------ Working data

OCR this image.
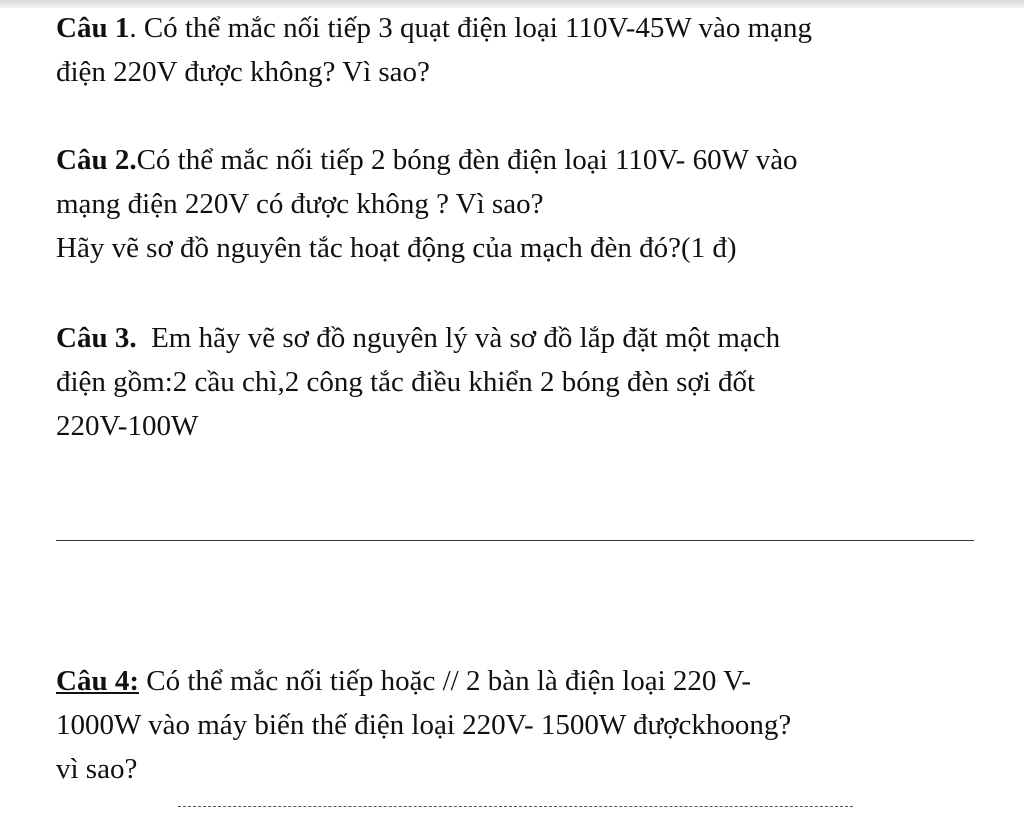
Câu 1. Có thể mắc nối tiếp 3 quạt điện loại 110V-45W vào mạng
điện 220V được không? Vì sao?

Câu 2.Có thể mắc nối tiếp 2 bóng đèn điện loại 110V- 60W vào
mạng điện 220V có được không ? Vì sao?
Hãy vẽ sơ đồ nguyên tắc hoạt động của mạch đèn đó?(1 đ)

Câu 3.  Em hãy vẽ sơ đồ nguyên lý và sơ đồ lắp đặt một mạch
điện gồm:2 cầu chì,2 công tắc điều khiển 2 bóng đèn sợi đốt
220V-100W

Câu 4: Có thể mắc nối tiếp hoặc // 2 bàn là điện loại 220 V-
1000W vào máy biến thế điện loại 220V- 1500W đượckhoong?
vì sao?
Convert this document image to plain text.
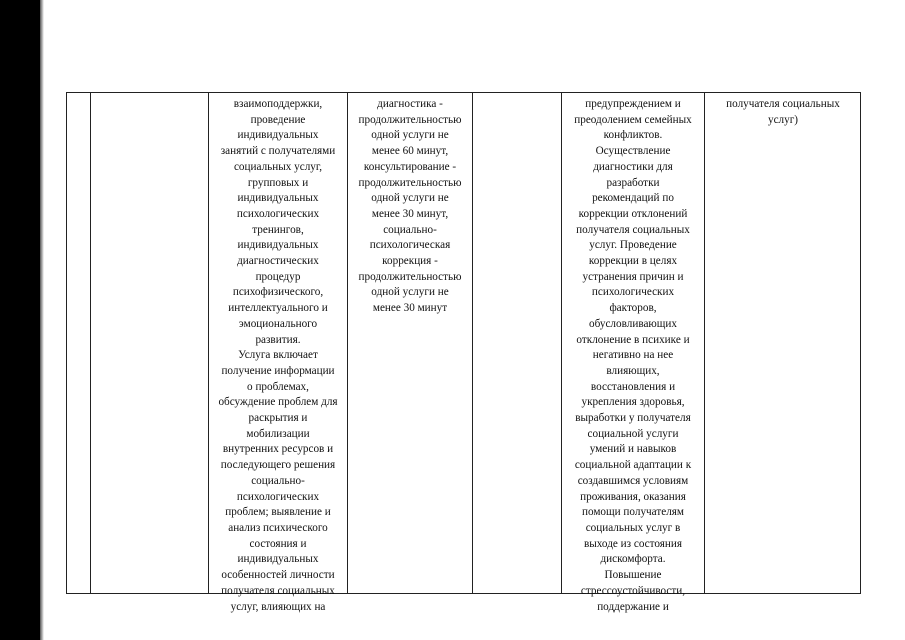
взаимоподдержки,
проведение
индивидуальных
занятий с получателями
социальных услуг,
групповых и
индивидуальных
психологических
тренингов,
индивидуальных
диагностических
процедур
психофизического,
интеллектуального и
эмоционального
развития.
Услуга включает
получение информации
о проблемах,
обсуждение проблем для
раскрытия и
мобилизации
внутренних ресурсов и
последующего решения
социально-
психологических
проблем; выявление и
анализ психического
состояния и
индивидуальных
особенностей личности
получателя социальных
услуг, влияющих на
диагностика -
продолжительностью
одной услуги не
менее 60 минут,
консультирование -
продолжительностью
одной услуги не
менее 30 минут,
социально-
психологическая
коррекция -
продолжительностью
одной услуги не
менее 30 минут
предупреждением и
преодолением семейных
конфликтов.
Осуществление
диагностики для
разработки
рекомендаций по
коррекции отклонений
получателя социальных
услуг. Проведение
коррекции в целях
устранения причин и
психологических
факторов,
обусловливающих
отклонение в психике и
негативно на нее
влияющих,
восстановления и
укрепления здоровья,
выработки у получателя
социальной услуги
умений и навыков
социальной адаптации к
создавшимся условиям
проживания, оказания
помощи получателям
социальных услуг в
выходе из состояния
дискомфорта.
Повышение
стрессоустойчивости,
поддержание и
получателя социальных
услуг)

------------

**Instruction:**
Return the whole listing, word for word, and leave out every picture.

**Final result:**
OCR this image.
Câu 1. Có thể mắc nối tiếp 3 quạt điện loại 110V-45W vào mạng
điện 220V được không? Vì sao?

Câu 2.Có thể mắc nối tiếp 2 bóng đèn điện loại 110V- 60W vào
mạng điện 220V có được không ? Vì sao?
Hãy vẽ sơ đồ nguyên tắc hoạt động của mạch đèn đó?(1 đ)

Câu 3.  Em hãy vẽ sơ đồ nguyên lý và sơ đồ lắp đặt một mạch
điện gồm:2 cầu chì,2 công tắc điều khiển 2 bóng đèn sợi đốt
220V-100W

Câu 4: Có thể mắc nối tiếp hoặc // 2 bàn là điện loại 220 V-
1000W vào máy biến thế điện loại 220V- 1500W đượckhoong?
vì sao?
Convert this document image to plain text.
взаимоподдержки,
проведение
индивидуальных
занятий с получателями
социальных услуг,
групповых и
индивидуальных
психологических
тренингов,
индивидуальных
диагностических
процедур
психофизического,
интеллектуального и
эмоционального
развития.
Услуга включает
получение информации
о проблемах,
обсуждение проблем для
раскрытия и
мобилизации
внутренних ресурсов и
последующего решения
социально-
психологических
проблем; выявление и
анализ психического
состояния и
индивидуальных
особенностей личности
получателя социальных
услуг, влияющих на
диагностика -
продолжительностью
одной услуги не
менее 60 минут,
консультирование -
продолжительностью
одной услуги не
менее 30 минут,
социально-
психологическая
коррекция -
продолжительностью
одной услуги не
менее 30 минут
предупреждением и
преодолением семейных
конфликтов.
Осуществление
диагностики для
разработки
рекомендаций по
коррекции отклонений
получателя социальных
услуг. Проведение
коррекции в целях
устранения причин и
психологических
факторов,
обусловливающих
отклонение в психике и
негативно на нее
влияющих,
восстановления и
укрепления здоровья,
выработки у получателя
социальной услуги
умений и навыков
социальной адаптации к
создавшимся условиям
проживания, оказания
помощи получателям
социальных услуг в
выходе из состояния
дискомфорта.
Повышение
стрессоустойчивости,
поддержание и
получателя социальных
услуг)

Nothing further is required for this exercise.